Task input start

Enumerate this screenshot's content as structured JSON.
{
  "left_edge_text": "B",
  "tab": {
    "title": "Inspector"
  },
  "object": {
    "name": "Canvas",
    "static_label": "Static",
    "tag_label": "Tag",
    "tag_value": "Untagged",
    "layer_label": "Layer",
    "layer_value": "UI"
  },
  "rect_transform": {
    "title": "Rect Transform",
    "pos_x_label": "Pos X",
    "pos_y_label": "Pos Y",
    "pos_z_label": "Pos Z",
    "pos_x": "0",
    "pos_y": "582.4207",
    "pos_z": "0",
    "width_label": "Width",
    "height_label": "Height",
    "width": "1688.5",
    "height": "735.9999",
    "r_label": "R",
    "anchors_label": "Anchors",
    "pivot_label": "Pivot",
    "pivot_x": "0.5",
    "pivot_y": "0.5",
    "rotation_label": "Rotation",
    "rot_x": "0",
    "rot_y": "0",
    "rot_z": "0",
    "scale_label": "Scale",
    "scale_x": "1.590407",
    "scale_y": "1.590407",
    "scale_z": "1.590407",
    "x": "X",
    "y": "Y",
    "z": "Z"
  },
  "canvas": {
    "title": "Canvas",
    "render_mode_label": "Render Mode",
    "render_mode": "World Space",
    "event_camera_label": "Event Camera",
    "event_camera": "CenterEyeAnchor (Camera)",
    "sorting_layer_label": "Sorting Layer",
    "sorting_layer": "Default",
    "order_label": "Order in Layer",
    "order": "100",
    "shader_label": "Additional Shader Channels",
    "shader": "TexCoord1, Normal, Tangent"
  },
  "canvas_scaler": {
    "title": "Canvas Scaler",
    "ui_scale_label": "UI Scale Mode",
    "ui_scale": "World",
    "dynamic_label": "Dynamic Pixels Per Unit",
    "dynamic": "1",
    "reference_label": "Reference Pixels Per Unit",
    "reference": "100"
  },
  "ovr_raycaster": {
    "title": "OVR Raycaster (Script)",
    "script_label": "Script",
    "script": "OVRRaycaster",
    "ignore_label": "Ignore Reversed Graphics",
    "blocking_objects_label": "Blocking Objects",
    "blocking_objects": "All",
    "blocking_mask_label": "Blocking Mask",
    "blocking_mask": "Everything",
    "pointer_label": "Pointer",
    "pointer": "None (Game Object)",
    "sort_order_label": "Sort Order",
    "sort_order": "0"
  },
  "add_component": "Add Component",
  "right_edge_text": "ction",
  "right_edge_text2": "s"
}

Task input end
Task input start

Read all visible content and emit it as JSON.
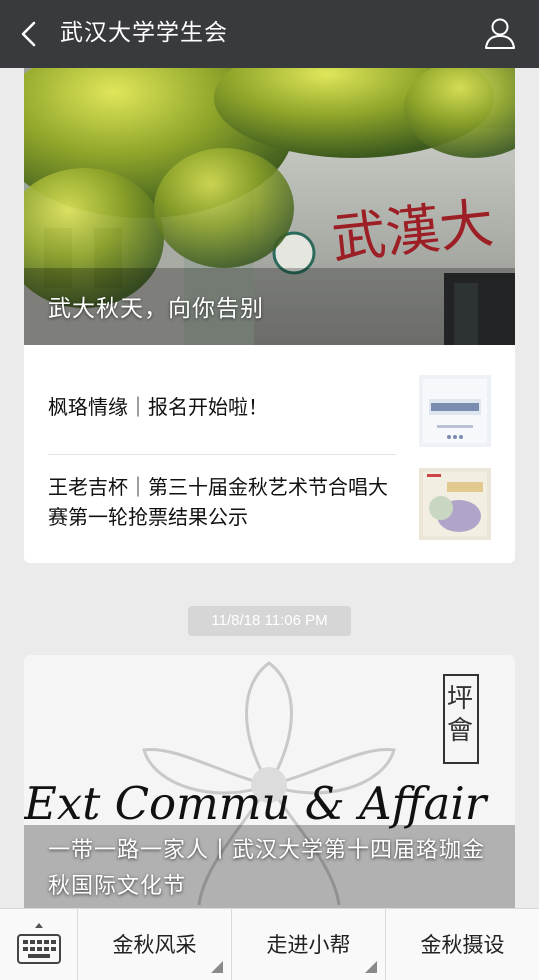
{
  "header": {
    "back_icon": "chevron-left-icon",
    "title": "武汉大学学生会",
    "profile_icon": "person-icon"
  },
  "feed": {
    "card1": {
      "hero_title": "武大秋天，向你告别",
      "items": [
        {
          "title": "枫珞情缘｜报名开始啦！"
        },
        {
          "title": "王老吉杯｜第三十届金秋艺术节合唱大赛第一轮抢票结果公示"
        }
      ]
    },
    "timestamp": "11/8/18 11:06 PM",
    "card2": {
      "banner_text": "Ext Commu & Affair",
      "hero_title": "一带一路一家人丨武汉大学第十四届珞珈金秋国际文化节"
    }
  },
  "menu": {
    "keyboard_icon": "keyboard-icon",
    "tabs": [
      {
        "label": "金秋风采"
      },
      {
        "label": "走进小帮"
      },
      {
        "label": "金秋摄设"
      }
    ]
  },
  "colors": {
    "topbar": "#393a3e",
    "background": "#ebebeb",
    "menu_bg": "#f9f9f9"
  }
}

Task input end
Task input start

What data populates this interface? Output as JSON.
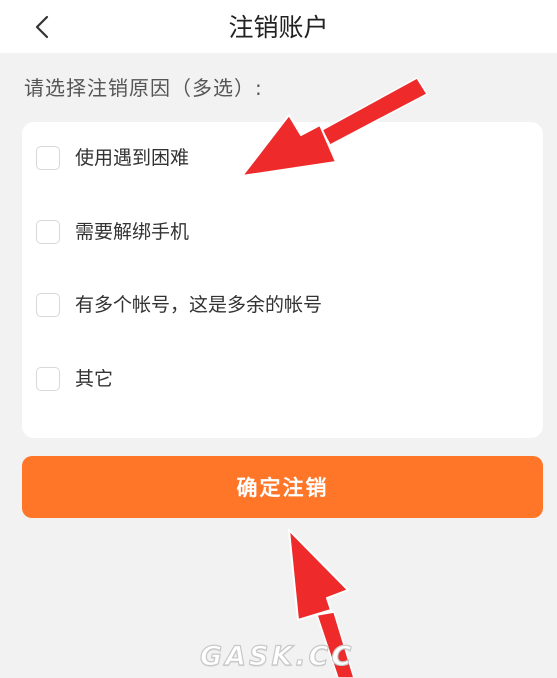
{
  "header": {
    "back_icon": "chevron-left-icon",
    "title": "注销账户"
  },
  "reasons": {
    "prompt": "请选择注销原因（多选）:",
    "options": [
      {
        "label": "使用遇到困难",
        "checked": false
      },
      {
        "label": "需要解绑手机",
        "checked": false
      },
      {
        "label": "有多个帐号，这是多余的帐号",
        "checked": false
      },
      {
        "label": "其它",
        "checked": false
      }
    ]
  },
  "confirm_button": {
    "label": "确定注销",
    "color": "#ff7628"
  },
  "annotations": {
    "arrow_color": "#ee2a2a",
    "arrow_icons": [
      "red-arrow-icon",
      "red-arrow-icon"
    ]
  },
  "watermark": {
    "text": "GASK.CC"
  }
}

Task input end

Given instruction — Pick out and copy the lines of the material that include the word "Pixels".

Response to this task —
    "dynamic_label": "Dynamic Pixels Per Unit",
    "reference_label": "Reference Pixels Per Unit",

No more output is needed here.